▽

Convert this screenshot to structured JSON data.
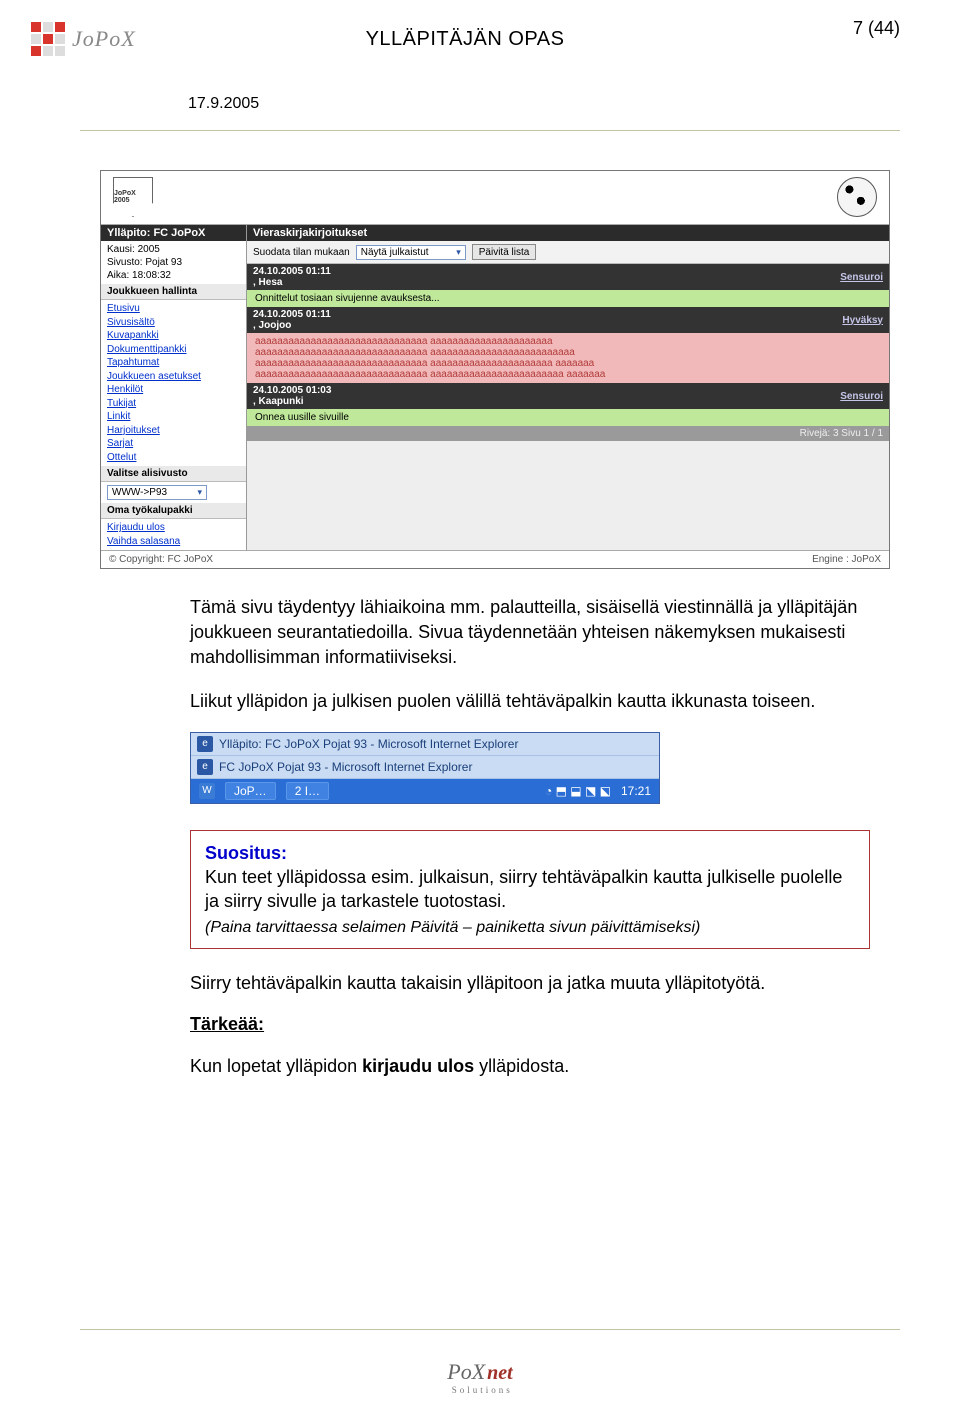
{
  "header": {
    "brand": "JoPoX",
    "title": "YLLÄPITÄJÄN OPAS",
    "page_number": "7 (44)",
    "date": "17.9.2005"
  },
  "screenshot": {
    "shield_text": "JoPoX 2005",
    "titlebar": "Ylläpito: FC JoPoX",
    "info": {
      "kausi": "Kausi: 2005",
      "sivusto": "Sivusto: Pojat 93",
      "aika": "Aika: 18:08:32"
    },
    "section_hallinta": "Joukkueen hallinta",
    "nav": [
      "Etusivu",
      "Sivusisältö",
      "Kuvapankki",
      "Dokumenttipankki",
      "Tapahtumat",
      "Joukkueen asetukset",
      "Henkilöt",
      "Tukijat",
      "Linkit",
      "Harjoitukset",
      "Sarjat",
      "Ottelut"
    ],
    "section_alisivusto": "Valitse alisivusto",
    "alisivusto_value": "WWW->P93",
    "section_tyokalupakki": "Oma työkalupakki",
    "tool_links": [
      "Kirjaudu ulos",
      "Vaihda salasana"
    ],
    "main_title": "Vieraskirjakirjoitukset",
    "filter_label": "Suodata tilan mukaan",
    "filter_value": "Näytä julkaistut",
    "btn_paivita": "Päivitä lista",
    "entries": [
      {
        "meta": "24.10.2005 01:11",
        "author": ", Hesa",
        "action": "Sensuroi",
        "body": "Onnittelut tosiaan sivujenne avauksesta...",
        "tone": "green"
      },
      {
        "meta": "24.10.2005 01:11",
        "author": ", Joojoo",
        "action": "Hyväksy",
        "body": "aaaaaaaaaaaaaaaaaaaaaaaaaaaaaaa aaaaaaaaaaaaaaaaaaaaaa\naaaaaaaaaaaaaaaaaaaaaaaaaaaaaaa aaaaaaaaaaaaaaaaaaaaaaaaaa\naaaaaaaaaaaaaaaaaaaaaaaaaaaaaaa aaaaaaaaaaaaaaaaaaaaaa aaaaaaa\naaaaaaaaaaaaaaaaaaaaaaaaaaaaaaa aaaaaaaaaaaaaaaaaaaaaaaa aaaaaaa",
        "tone": "pink"
      },
      {
        "meta": "24.10.2005 01:03",
        "author": ", Kaapunki",
        "action": "Sensuroi",
        "body": "Onnea uusille sivuille",
        "tone": "green"
      }
    ],
    "pager": "Rivejä: 3  Sivu 1 / 1",
    "footer_left": "© Copyright: FC JoPoX",
    "footer_right": "Engine : JoPoX"
  },
  "body_paragraphs": [
    "Tämä sivu täydentyy lähiaikoina mm. palautteilla, sisäisellä viestinnällä ja ylläpitäjän joukkueen seurantatiedoilla. Sivua täydennetään yhteisen näkemyksen mukaisesti mahdollisimman informatiiviseksi.",
    "Liikut ylläpidon ja julkisen puolen välillä tehtäväpalkin kautta ikkunasta toiseen."
  ],
  "taskbar": {
    "row1": "Ylläpito: FC JoPoX Pojat 93 - Microsoft Internet Explorer",
    "row2": "FC JoPoX Pojat 93 - Microsoft Internet Explorer",
    "btn1": "JoP…",
    "btn2": "2 I…",
    "time": "17:21"
  },
  "callout": {
    "title": "Suositus:",
    "line1": "Kun teet ylläpidossa esim. julkaisun, siirry tehtäväpalkin kautta julkiselle puolelle ja siirry sivulle ja tarkastele tuotostasi.",
    "line2": "(Paina tarvittaessa selaimen Päivitä – painiketta sivun päivittämiseksi)"
  },
  "after": {
    "p1": "Siirry tehtäväpalkin kautta takaisin ylläpitoon ja jatka muuta ylläpitotyötä.",
    "heading": "Tärkeää:",
    "p2_pre": "Kun lopetat ylläpidon ",
    "p2_bold": "kirjaudu ulos",
    "p2_post": " ylläpidosta."
  },
  "footer": {
    "brand": "PoX",
    "net": "net",
    "sub": "Solutions"
  }
}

△

» **Aim of the task**
Transcribe the material exactly, keeping every word and none of the pictures.

» **Solution to this problem**
Convert this screenshot to structured JSON data.
{
  "header": {
    "brand": "JoPoX",
    "title": "YLLÄPITÄJÄN OPAS",
    "page_number": "7 (44)",
    "date": "17.9.2005"
  },
  "screenshot": {
    "shield_text": "JoPoX 2005",
    "titlebar": "Ylläpito: FC JoPoX",
    "info": {
      "kausi": "Kausi: 2005",
      "sivusto": "Sivusto: Pojat 93",
      "aika": "Aika: 18:08:32"
    },
    "section_hallinta": "Joukkueen hallinta",
    "nav": [
      "Etusivu",
      "Sivusisältö",
      "Kuvapankki",
      "Dokumenttipankki",
      "Tapahtumat",
      "Joukkueen asetukset",
      "Henkilöt",
      "Tukijat",
      "Linkit",
      "Harjoitukset",
      "Sarjat",
      "Ottelut"
    ],
    "section_alisivusto": "Valitse alisivusto",
    "alisivusto_value": "WWW->P93",
    "section_tyokalupakki": "Oma työkalupakki",
    "tool_links": [
      "Kirjaudu ulos",
      "Vaihda salasana"
    ],
    "main_title": "Vieraskirjakirjoitukset",
    "filter_label": "Suodata tilan mukaan",
    "filter_value": "Näytä julkaistut",
    "btn_paivita": "Päivitä lista",
    "entries": [
      {
        "meta": "24.10.2005 01:11",
        "author": ", Hesa",
        "action": "Sensuroi",
        "body": "Onnittelut tosiaan sivujenne avauksesta...",
        "tone": "green"
      },
      {
        "meta": "24.10.2005 01:11",
        "author": ", Joojoo",
        "action": "Hyväksy",
        "body": "aaaaaaaaaaaaaaaaaaaaaaaaaaaaaaa aaaaaaaaaaaaaaaaaaaaaa\naaaaaaaaaaaaaaaaaaaaaaaaaaaaaaa aaaaaaaaaaaaaaaaaaaaaaaaaa\naaaaaaaaaaaaaaaaaaaaaaaaaaaaaaa aaaaaaaaaaaaaaaaaaaaaa aaaaaaa\naaaaaaaaaaaaaaaaaaaaaaaaaaaaaaa aaaaaaaaaaaaaaaaaaaaaaaa aaaaaaa",
        "tone": "pink"
      },
      {
        "meta": "24.10.2005 01:03",
        "author": ", Kaapunki",
        "action": "Sensuroi",
        "body": "Onnea uusille sivuille",
        "tone": "green"
      }
    ],
    "pager": "Rivejä: 3  Sivu 1 / 1",
    "footer_left": "© Copyright: FC JoPoX",
    "footer_right": "Engine : JoPoX"
  },
  "body_paragraphs": [
    "Tämä sivu täydentyy lähiaikoina mm. palautteilla, sisäisellä viestinnällä ja ylläpitäjän joukkueen seurantatiedoilla. Sivua täydennetään yhteisen näkemyksen mukaisesti mahdollisimman informatiiviseksi.",
    "Liikut ylläpidon ja julkisen puolen välillä tehtäväpalkin kautta ikkunasta toiseen."
  ],
  "taskbar": {
    "row1": "Ylläpito: FC JoPoX Pojat 93 - Microsoft Internet Explorer",
    "row2": "FC JoPoX Pojat 93 - Microsoft Internet Explorer",
    "btn1": "JoP…",
    "btn2": "2 I…",
    "time": "17:21"
  },
  "callout": {
    "title": "Suositus:",
    "line1": "Kun teet ylläpidossa esim. julkaisun, siirry tehtäväpalkin kautta julkiselle puolelle ja siirry sivulle ja tarkastele tuotostasi.",
    "line2": "(Paina tarvittaessa selaimen Päivitä – painiketta sivun päivittämiseksi)"
  },
  "after": {
    "p1": "Siirry tehtäväpalkin kautta takaisin ylläpitoon ja jatka muuta ylläpitotyötä.",
    "heading": "Tärkeää:",
    "p2_pre": "Kun lopetat ylläpidon ",
    "p2_bold": "kirjaudu ulos",
    "p2_post": " ylläpidosta."
  },
  "footer": {
    "brand": "PoX",
    "net": "net",
    "sub": "Solutions"
  }
}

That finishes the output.